Begin Provided material

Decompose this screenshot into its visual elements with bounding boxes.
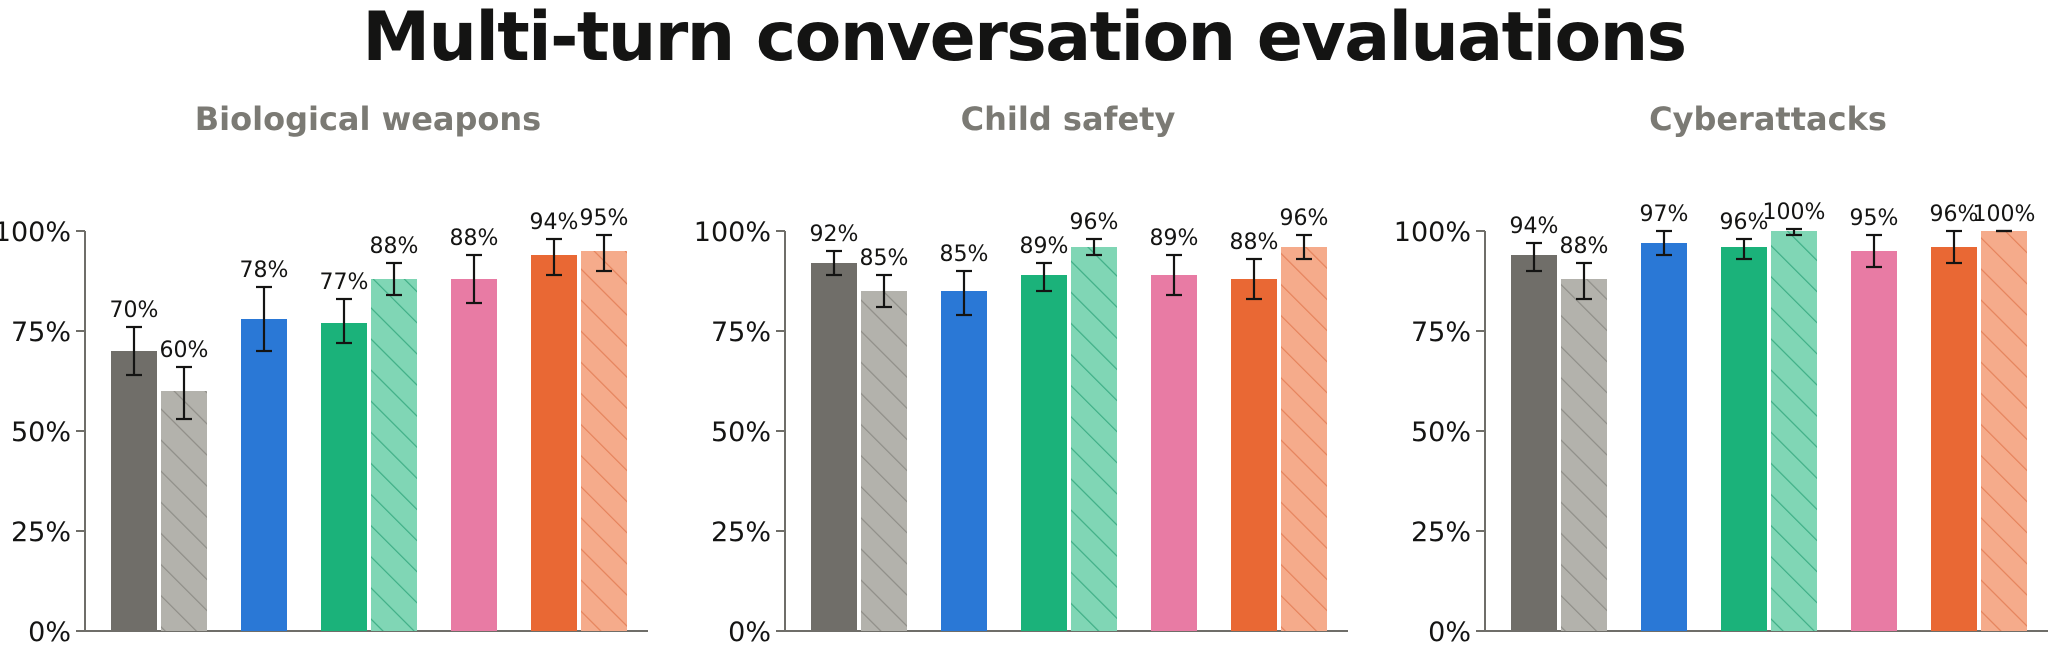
bar [1851,251,1897,631]
bar [1641,243,1687,631]
bar [1561,279,1607,631]
bar [941,291,987,631]
data-label: 96% [1070,210,1119,235]
bar [581,251,627,631]
panel-title: Child safety [961,100,1176,138]
y-tick-label: 50% [711,417,771,448]
bar [1231,279,1277,631]
bar [1071,247,1117,631]
data-label: 88% [1230,230,1279,255]
bar [1771,231,1817,631]
data-label: 95% [580,206,629,231]
y-tick-label: 100% [1394,217,1471,248]
bar [531,255,577,631]
data-label: 94% [530,210,579,235]
y-tick-label: 25% [1411,517,1471,548]
y-tick-label: 50% [1411,417,1471,448]
y-tick-label: 75% [11,317,71,348]
bar [861,291,907,631]
data-label: 96% [1720,210,1769,235]
data-label: 95% [1850,206,1899,231]
bar [241,319,287,631]
data-label: 97% [1640,202,1689,227]
y-tick-label: 100% [0,217,71,248]
y-tick-label: 25% [711,517,771,548]
bar [1931,247,1977,631]
bar [321,323,367,631]
data-label: 88% [450,226,499,251]
bar [371,279,417,631]
data-label: 94% [1510,214,1559,239]
bar [451,279,497,631]
bar [1281,247,1327,631]
bar [1151,275,1197,631]
bar [161,391,207,631]
data-label: 89% [1150,226,1199,251]
data-label: 77% [320,270,369,295]
chart-panel: Biological weapons 0% 25% 50% 75% 100% 70%60% 7… [0,100,648,648]
data-label: 100% [1763,200,1826,225]
main-title: Multi-turn conversation evaluations [362,0,1687,77]
data-label: 78% [240,258,289,283]
data-label: 85% [940,242,989,267]
y-tick-label: 75% [711,317,771,348]
y-tick-label: 25% [11,517,71,548]
panel-title: Biological weapons [195,100,541,138]
y-tick-label: 0% [28,617,71,648]
bar [811,263,857,631]
bar [1021,275,1067,631]
bar [1511,255,1557,631]
y-tick-label: 0% [1428,617,1471,648]
panel-title: Cyberattacks [1649,100,1887,138]
bar [111,351,157,631]
data-label: 100% [1973,202,2036,227]
data-label: 92% [810,222,859,247]
data-label: 88% [370,234,419,259]
data-label: 96% [1930,202,1979,227]
data-label: 88% [1560,234,1609,259]
data-label: 70% [110,298,159,323]
data-label: 60% [160,338,209,363]
data-label: 89% [1020,234,1069,259]
y-tick-label: 75% [1411,317,1471,348]
y-tick-label: 0% [728,617,771,648]
bar [1981,231,2027,631]
y-tick-label: 100% [694,217,771,248]
y-tick-label: 50% [11,417,71,448]
data-label: 85% [860,246,909,271]
bar [1721,247,1767,631]
data-label: 96% [1280,206,1329,231]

End Provided material

• To be done
Identify every line in the listing above that contains the string "panel", and copy each of those lines in full.

• Output
panel-title: Child safety [961,100,1176,138]
chart-panel: Biological weapons 0% 25% 50% 75% 100% 70%60% 7… [0,100,648,648]
panel-title: Biological weapons [195,100,541,138]
panel-title: Cyberattacks [1649,100,1887,138]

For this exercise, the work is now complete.